BEGIN RECORDS SUPPLIED

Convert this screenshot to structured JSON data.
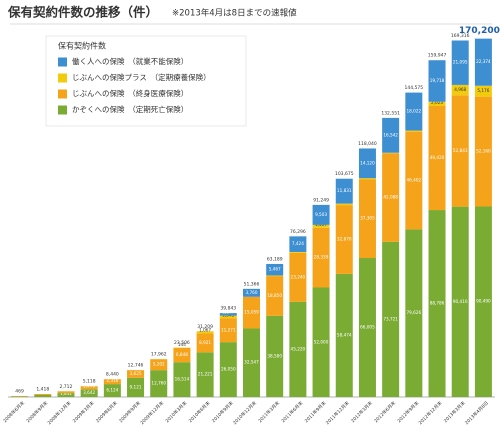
{
  "chart_data": {
    "type": "stacked-bar",
    "title": "保有契約件数の推移（件）",
    "subtitle": "※2013年4月は8日までの速報値",
    "legend_title": "保有契約件数",
    "categories": [
      "2008年6月末",
      "2008年9月末",
      "2008年12月末",
      "2009年3月末",
      "2009年6月末",
      "2009年9月末",
      "2009年12月末",
      "2010年3月末",
      "2010年6月末",
      "2010年9月末",
      "2010年12月末",
      "2011年3月末",
      "2011年6月末",
      "2011年9月末",
      "2011年12月末",
      "2012年3月末",
      "2012年6月末",
      "2012年9月末",
      "2012年12月末",
      "2013年3月末",
      "2013年4月8日"
    ],
    "series": [
      {
        "name": "かぞくへの保険　（定期死亡保険）",
        "color": "#7aab33",
        "values": [
          281,
          954,
          1851,
          3642,
          6124,
          9121,
          12760,
          16514,
          21221,
          26050,
          32547,
          38580,
          45220,
          52000,
          58474,
          66005,
          73721,
          79626,
          88786,
          90410,
          90490
        ],
        "value_labels": [
          "281",
          "954",
          "1,851",
          "3,642",
          "6,124",
          "9,121",
          "12,760",
          "16,514",
          "21,221",
          "26,050",
          "32,547",
          "38,580",
          "45,220",
          "52,000",
          "58,474",
          "66,005",
          "73,721",
          "79,626",
          "88,786",
          "90,410",
          "90,490"
        ]
      },
      {
        "name": "じぶんへの保険　（終身医療保険）",
        "color": "#f5a31a",
        "values": [
          188,
          464,
          861,
          1476,
          2316,
          3625,
          5202,
          6848,
          8921,
          11271,
          15059,
          18850,
          23240,
          28339,
          32670,
          37305,
          42088,
          46402,
          49420,
          52843,
          52160
        ],
        "value_labels": [
          "188",
          "464",
          "861",
          "1,476",
          "2,316",
          "3,625",
          "5,202",
          "6,848",
          "8,921",
          "11,271",
          "15,059",
          "18,850",
          "23,240",
          "28,339",
          "32,670",
          "37,305",
          "42,088",
          "46,402",
          "49,420",
          "52,843",
          "52,160"
        ]
      },
      {
        "name": "じぶんへの保険プラス　（定期療養保険）",
        "color": "#f2cc0c",
        "values": [
          null,
          null,
          null,
          null,
          null,
          null,
          null,
          144,
          1067,
          1345,
          null,
          292,
          412,
          1407,
          700,
          610,
          200,
          525,
          2023,
          4968,
          5176
        ],
        "value_labels": [
          null,
          null,
          null,
          null,
          null,
          null,
          null,
          "144",
          "1,067",
          "1,345",
          null,
          null,
          null,
          "1,407",
          null,
          null,
          null,
          null,
          "2,023",
          "4,968",
          "5,176"
        ]
      },
      {
        "name": "働く人への保険　（就業不能保険）",
        "color": "#3d8fd1",
        "values": [
          null,
          null,
          null,
          null,
          null,
          null,
          null,
          null,
          null,
          1177,
          3760,
          5467,
          7424,
          9503,
          11831,
          14120,
          16542,
          18022,
          19718,
          21095,
          22374
        ],
        "value_labels": [
          null,
          null,
          null,
          null,
          null,
          null,
          null,
          null,
          null,
          "1,177",
          "3,760",
          "5,467",
          "7,424",
          "9,503",
          "11,831",
          "14,120",
          "16,542",
          "18,022",
          "19,718",
          "21,095",
          "22,374"
        ]
      }
    ],
    "totals": [
      469,
      1418,
      2712,
      5118,
      8440,
      12746,
      17962,
      23506,
      31209,
      39843,
      51366,
      63189,
      76296,
      91249,
      103675,
      118040,
      132551,
      144575,
      159947,
      169316,
      170200
    ],
    "total_labels": [
      "469",
      "1,418",
      "2,712",
      "5,118",
      "8,440",
      "12,746",
      "17,962",
      "23,506",
      "31,209",
      "39,843",
      "51,366",
      "63,189",
      "76,296",
      "91,249",
      "103,675",
      "118,040",
      "132,551",
      "144,575",
      "159,947",
      "169,316",
      "170,200"
    ],
    "ylim": [
      0,
      180000
    ]
  }
}
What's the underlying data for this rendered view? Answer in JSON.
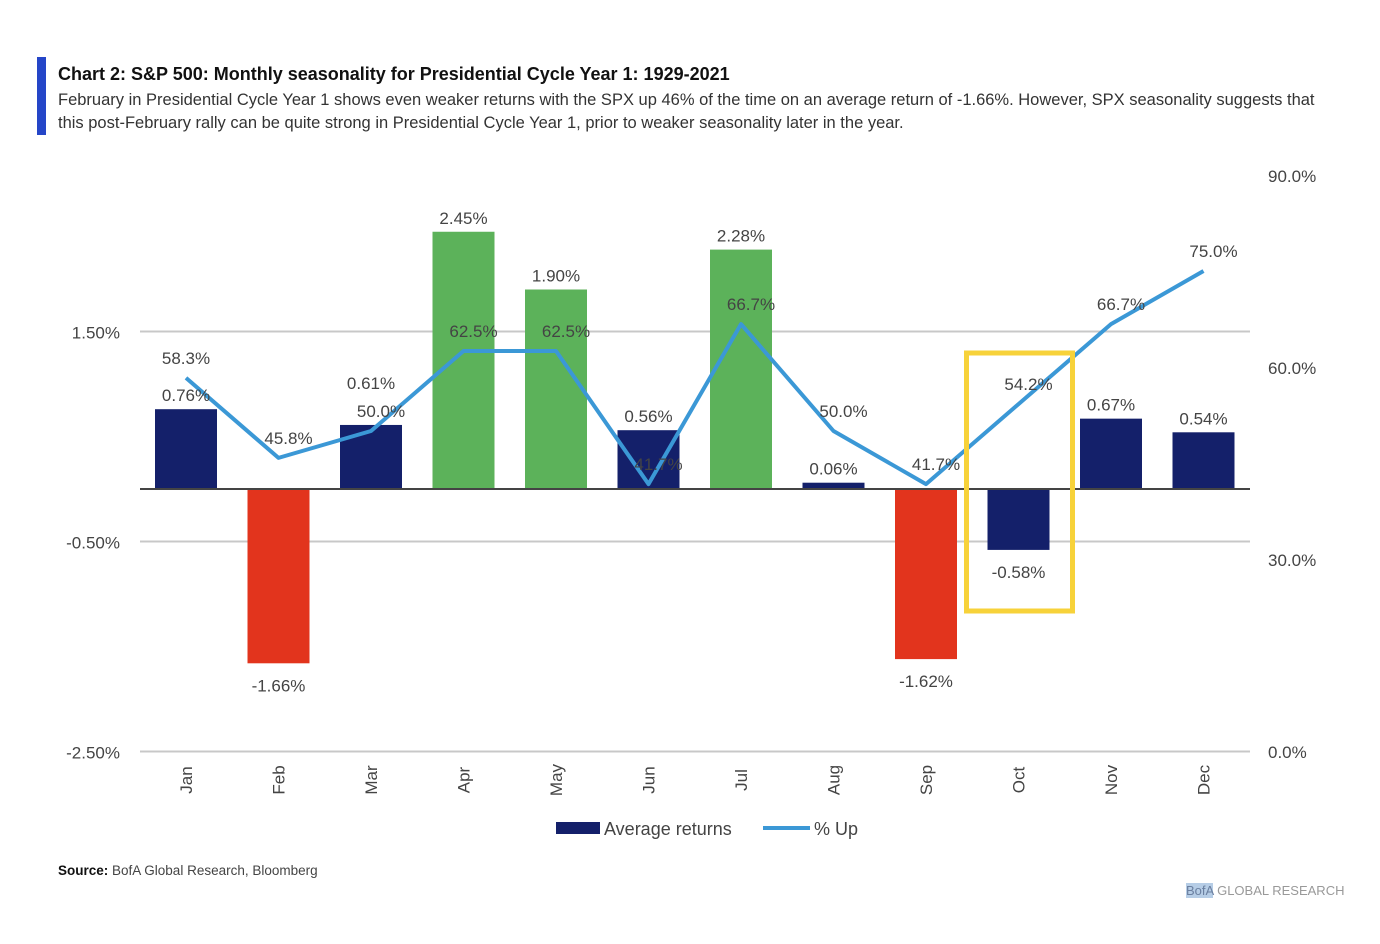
{
  "header": {
    "title": "Chart 2: S&P 500: Monthly seasonality for Presidential Cycle Year 1: 1929-2021",
    "subtitle": "February in Presidential Cycle Year 1 shows even weaker returns with the SPX up 46% of the time on an average return of -1.66%. However, SPX seasonality suggests that this post-February rally can be quite strong in Presidential Cycle Year 1, prior to weaker seasonality later in the year."
  },
  "footer": {
    "source_label": "Source:",
    "source_text": " BofA Global Research, Bloomberg",
    "brand_logo": "BofA",
    "brand_text": " GLOBAL RESEARCH"
  },
  "chart_data": {
    "type": "bar+line",
    "categories": [
      "Jan",
      "Feb",
      "Mar",
      "Apr",
      "May",
      "Jun",
      "Jul",
      "Aug",
      "Sep",
      "Oct",
      "Nov",
      "Dec"
    ],
    "series": [
      {
        "name": "Average returns",
        "type": "bar",
        "axis": "left",
        "values": [
          0.76,
          -1.66,
          0.61,
          2.45,
          1.9,
          0.56,
          2.28,
          0.06,
          -1.62,
          -0.58,
          0.67,
          0.54
        ],
        "labels": [
          "0.76%",
          "-1.66%",
          "0.61%",
          "2.45%",
          "1.90%",
          "0.56%",
          "2.28%",
          "0.06%",
          "-1.62%",
          "-0.58%",
          "0.67%",
          "0.54%"
        ],
        "bar_colors": [
          "#14206a",
          "#e2341d",
          "#14206a",
          "#5cb25a",
          "#5cb25a",
          "#14206a",
          "#5cb25a",
          "#14206a",
          "#e2341d",
          "#14206a",
          "#14206a",
          "#14206a"
        ]
      },
      {
        "name": "% Up",
        "type": "line",
        "axis": "right",
        "color": "#3b98d6",
        "values": [
          58.3,
          45.8,
          50.0,
          62.5,
          62.5,
          41.7,
          66.7,
          50.0,
          41.7,
          54.2,
          66.7,
          75.0
        ],
        "labels": [
          "58.3%",
          "45.8%",
          "50.0%",
          "62.5%",
          "62.5%",
          "41.7%",
          "66.7%",
          "50.0%",
          "41.7%",
          "54.2%",
          "66.7%",
          "75.0%"
        ]
      }
    ],
    "left_axis": {
      "ticks": [
        1.5,
        -0.5,
        -2.5
      ],
      "tick_labels": [
        "1.50%",
        "-0.50%",
        "-2.50%"
      ],
      "range": [
        -2.5,
        3.5
      ]
    },
    "right_axis": {
      "ticks": [
        90,
        60,
        30,
        0
      ],
      "tick_labels": [
        "90.0%",
        "60.0%",
        "30.0%",
        "0.0%"
      ],
      "range": [
        0,
        90
      ]
    },
    "legend": {
      "placement": "bottom",
      "items": [
        "Average returns",
        "% Up"
      ]
    },
    "highlight": {
      "category": "Oct",
      "color": "#f7d23a"
    }
  }
}
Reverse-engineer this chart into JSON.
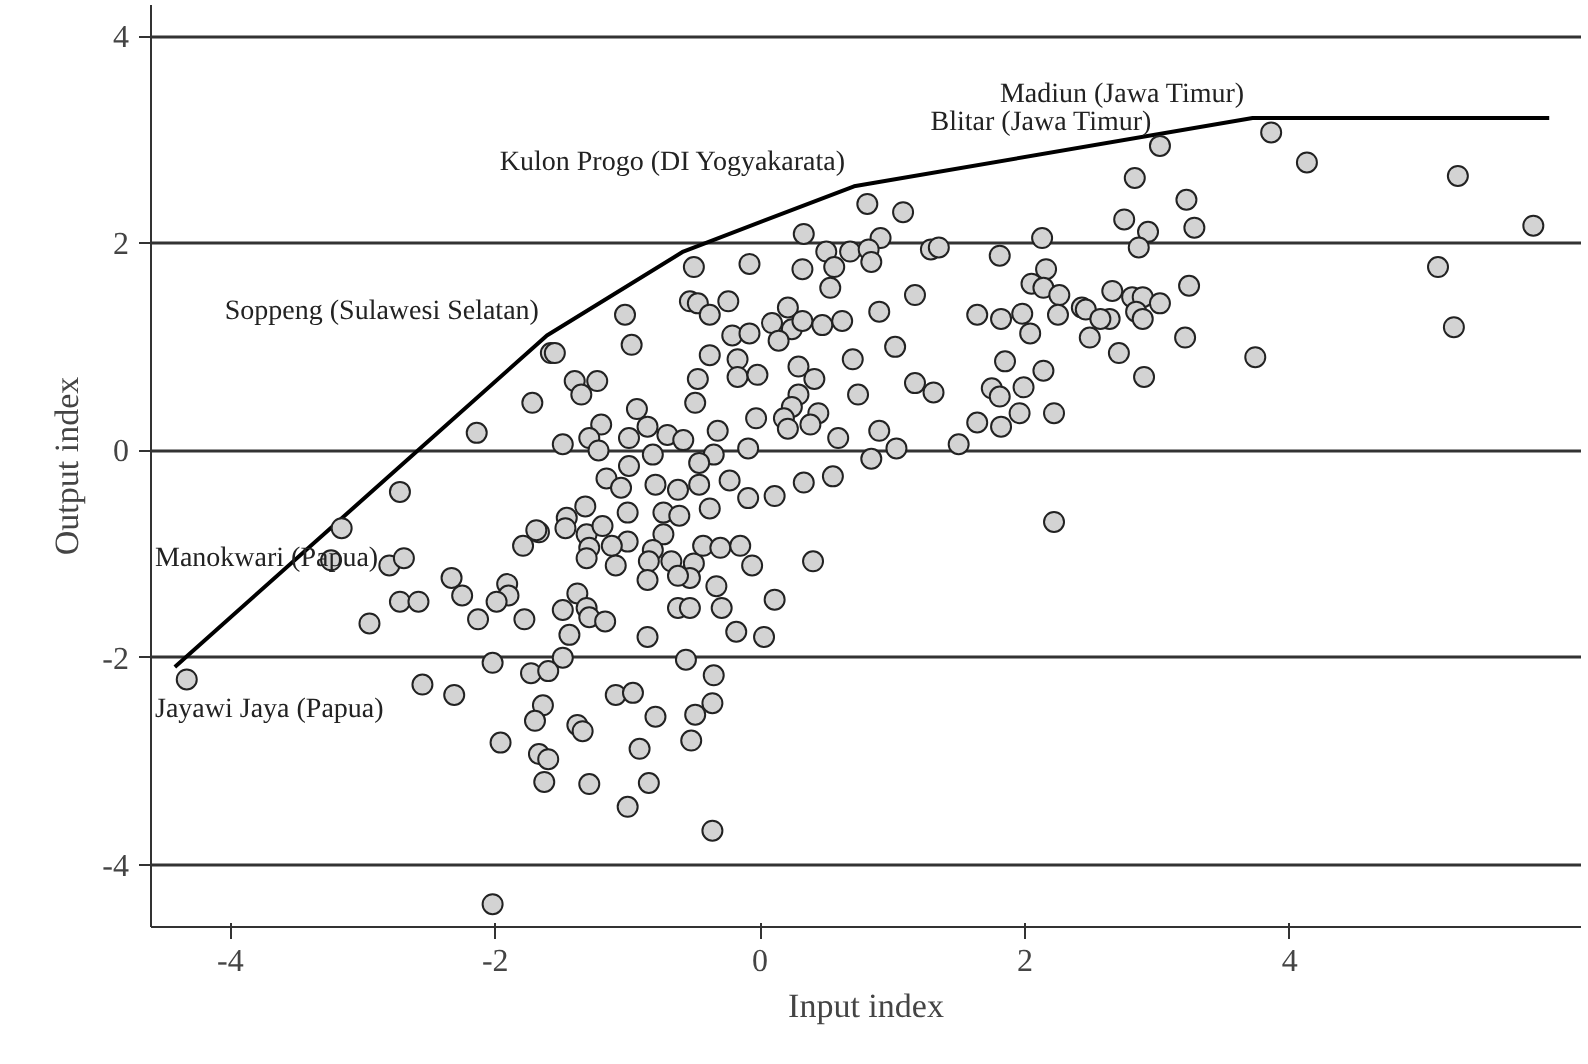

END RECORDS SUPPLIED

WHAT IS EXPECTED
Your copy of the data above should match it exactly, except that pictures are left out.

SOLUTION TO THIS TASK
Convert this screenshot to structured JSON data.
{
  "chart_data": {
    "type": "stacked-bar",
    "title": "保有契約件数の推移（件）",
    "subtitle": "※2013年4月は8日までの速報値",
    "legend_title": "保有契約件数",
    "categories": [
      "2008年6月末",
      "2008年9月末",
      "2008年12月末",
      "2009年3月末",
      "2009年6月末",
      "2009年9月末",
      "2009年12月末",
      "2010年3月末",
      "2010年6月末",
      "2010年9月末",
      "2010年12月末",
      "2011年3月末",
      "2011年6月末",
      "2011年9月末",
      "2011年12月末",
      "2012年3月末",
      "2012年6月末",
      "2012年9月末",
      "2012年12月末",
      "2013年3月末",
      "2013年4月8日"
    ],
    "series": [
      {
        "name": "かぞくへの保険　（定期死亡保険）",
        "color": "#7aab33",
        "values": [
          281,
          954,
          1851,
          3642,
          6124,
          9121,
          12760,
          16514,
          21221,
          26050,
          32547,
          38580,
          45220,
          52000,
          58474,
          66005,
          73721,
          79626,
          88786,
          90410,
          90490
        ],
        "value_labels": [
          "281",
          "954",
          "1,851",
          "3,642",
          "6,124",
          "9,121",
          "12,760",
          "16,514",
          "21,221",
          "26,050",
          "32,547",
          "38,580",
          "45,220",
          "52,000",
          "58,474",
          "66,005",
          "73,721",
          "79,626",
          "88,786",
          "90,410",
          "90,490"
        ]
      },
      {
        "name": "じぶんへの保険　（終身医療保険）",
        "color": "#f5a31a",
        "values": [
          188,
          464,
          861,
          1476,
          2316,
          3625,
          5202,
          6848,
          8921,
          11271,
          15059,
          18850,
          23240,
          28339,
          32670,
          37305,
          42088,
          46402,
          49420,
          52843,
          52160
        ],
        "value_labels": [
          "188",
          "464",
          "861",
          "1,476",
          "2,316",
          "3,625",
          "5,202",
          "6,848",
          "8,921",
          "11,271",
          "15,059",
          "18,850",
          "23,240",
          "28,339",
          "32,670",
          "37,305",
          "42,088",
          "46,402",
          "49,420",
          "52,843",
          "52,160"
        ]
      },
      {
        "name": "じぶんへの保険プラス　（定期療養保険）",
        "color": "#f2cc0c",
        "values": [
          null,
          null,
          null,
          null,
          null,
          null,
          null,
          144,
          1067,
          1345,
          null,
          292,
          412,
          1407,
          700,
          610,
          200,
          525,
          2023,
          4968,
          5176
        ],
        "value_labels": [
          null,
          null,
          null,
          null,
          null,
          null,
          null,
          "144",
          "1,067",
          "1,345",
          null,
          null,
          null,
          "1,407",
          null,
          null,
          null,
          null,
          "2,023",
          "4,968",
          "5,176"
        ]
      },
      {
        "name": "働く人への保険　（就業不能保険）",
        "color": "#3d8fd1",
        "values": [
          null,
          null,
          null,
          null,
          null,
          null,
          null,
          null,
          null,
          1177,
          3760,
          5467,
          7424,
          9503,
          11831,
          14120,
          16542,
          18022,
          19718,
          21095,
          22374
        ],
        "value_labels": [
          null,
          null,
          null,
          null,
          null,
          null,
          null,
          null,
          null,
          "1,177",
          "3,760",
          "5,467",
          "7,424",
          "9,503",
          "11,831",
          "14,120",
          "16,542",
          "18,022",
          "19,718",
          "21,095",
          "22,374"
        ]
      }
    ],
    "totals": [
      469,
      1418,
      2712,
      5118,
      8440,
      12746,
      17962,
      23506,
      31209,
      39843,
      51366,
      63189,
      76296,
      91249,
      103675,
      118040,
      132551,
      144575,
      159947,
      169316,
      170200
    ],
    "total_labels": [
      "469",
      "1,418",
      "2,712",
      "5,118",
      "8,440",
      "12,746",
      "17,962",
      "23,506",
      "31,209",
      "39,843",
      "51,366",
      "63,189",
      "76,296",
      "91,249",
      "103,675",
      "118,040",
      "132,551",
      "144,575",
      "159,947",
      "169,316",
      "170,200"
    ],
    "ylim": [
      0,
      180000
    ]
  }
}
What's the underlying data for this rendered view? Answer in JSON.
{
  "header": {
    "title": "Chart 2: S&P 500: Monthly seasonality for Presidential Cycle Year 1: 1929-2021",
    "subtitle": "February in Presidential Cycle Year 1 shows even weaker returns with the SPX up 46% of the time on an average return of -1.66%. However, SPX seasonality suggests that this post-February rally can be quite strong in Presidential Cycle Year 1, prior to weaker seasonality later in the year."
  },
  "footer": {
    "source_label": "Source:",
    "source_text": " BofA Global Research, Bloomberg",
    "brand_logo": "BofA",
    "brand_text": " GLOBAL RESEARCH"
  },
  "chart_data": {
    "type": "bar+line",
    "categories": [
      "Jan",
      "Feb",
      "Mar",
      "Apr",
      "May",
      "Jun",
      "Jul",
      "Aug",
      "Sep",
      "Oct",
      "Nov",
      "Dec"
    ],
    "series": [
      {
        "name": "Average returns",
        "type": "bar",
        "axis": "left",
        "values": [
          0.76,
          -1.66,
          0.61,
          2.45,
          1.9,
          0.56,
          2.28,
          0.06,
          -1.62,
          -0.58,
          0.67,
          0.54
        ],
        "labels": [
          "0.76%",
          "-1.66%",
          "0.61%",
          "2.45%",
          "1.90%",
          "0.56%",
          "2.28%",
          "0.06%",
          "-1.62%",
          "-0.58%",
          "0.67%",
          "0.54%"
        ],
        "bar_colors": [
          "#14206a",
          "#e2341d",
          "#14206a",
          "#5cb25a",
          "#5cb25a",
          "#14206a",
          "#5cb25a",
          "#14206a",
          "#e2341d",
          "#14206a",
          "#14206a",
          "#14206a"
        ]
      },
      {
        "name": "% Up",
        "type": "line",
        "axis": "right",
        "color": "#3b98d6",
        "values": [
          58.3,
          45.8,
          50.0,
          62.5,
          62.5,
          41.7,
          66.7,
          50.0,
          41.7,
          54.2,
          66.7,
          75.0
        ],
        "labels": [
          "58.3%",
          "45.8%",
          "50.0%",
          "62.5%",
          "62.5%",
          "41.7%",
          "66.7%",
          "50.0%",
          "41.7%",
          "54.2%",
          "66.7%",
          "75.0%"
        ]
      }
    ],
    "left_axis": {
      "ticks": [
        1.5,
        -0.5,
        -2.5
      ],
      "tick_labels": [
        "1.50%",
        "-0.50%",
        "-2.50%"
      ],
      "range": [
        -2.5,
        3.5
      ]
    },
    "right_axis": {
      "ticks": [
        90,
        60,
        30,
        0
      ],
      "tick_labels": [
        "90.0%",
        "60.0%",
        "30.0%",
        "0.0%"
      ],
      "range": [
        0,
        90
      ]
    },
    "legend": {
      "placement": "bottom",
      "items": [
        "Average returns",
        "% Up"
      ]
    },
    "highlight": {
      "category": "Oct",
      "color": "#f7d23a"
    }
  }
}
Reverse-engineer this chart into JSON.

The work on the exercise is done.